# What is being asked:
Count how many lines mention the word "acceleration". Write that number alone.

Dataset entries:
________________________________________

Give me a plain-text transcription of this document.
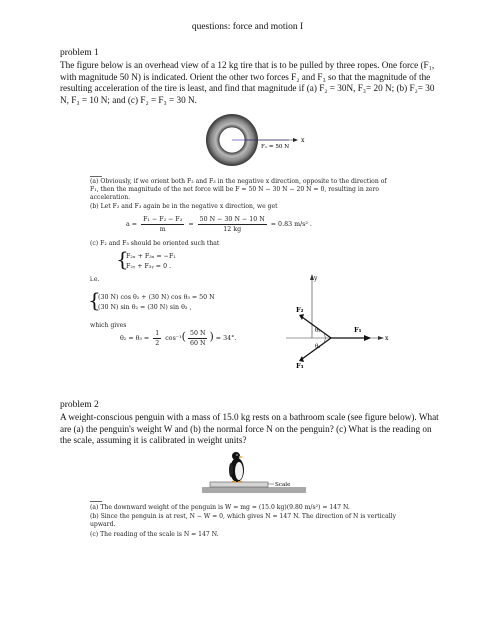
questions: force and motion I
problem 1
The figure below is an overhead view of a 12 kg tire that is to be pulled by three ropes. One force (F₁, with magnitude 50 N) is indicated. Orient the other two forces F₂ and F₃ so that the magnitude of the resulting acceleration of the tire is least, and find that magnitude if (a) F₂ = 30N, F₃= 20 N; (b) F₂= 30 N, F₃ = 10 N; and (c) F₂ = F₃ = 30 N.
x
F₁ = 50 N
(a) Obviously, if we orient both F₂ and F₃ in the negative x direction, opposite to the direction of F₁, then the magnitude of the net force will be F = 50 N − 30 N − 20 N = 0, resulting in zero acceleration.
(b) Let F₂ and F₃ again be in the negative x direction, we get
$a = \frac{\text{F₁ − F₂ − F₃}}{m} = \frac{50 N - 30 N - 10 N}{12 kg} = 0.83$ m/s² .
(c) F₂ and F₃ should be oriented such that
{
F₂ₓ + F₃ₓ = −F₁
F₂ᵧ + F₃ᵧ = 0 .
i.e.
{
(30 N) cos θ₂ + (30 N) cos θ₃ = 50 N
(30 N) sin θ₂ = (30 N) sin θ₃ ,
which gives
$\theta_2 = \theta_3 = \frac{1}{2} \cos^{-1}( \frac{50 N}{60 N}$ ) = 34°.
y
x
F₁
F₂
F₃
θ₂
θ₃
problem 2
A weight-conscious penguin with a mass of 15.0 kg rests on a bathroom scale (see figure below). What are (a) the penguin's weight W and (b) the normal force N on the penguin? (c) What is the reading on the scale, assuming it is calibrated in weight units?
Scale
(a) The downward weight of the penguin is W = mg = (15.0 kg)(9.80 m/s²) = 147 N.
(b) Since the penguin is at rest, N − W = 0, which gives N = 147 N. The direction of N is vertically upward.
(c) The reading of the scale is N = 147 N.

________________________________________

# Solution:
2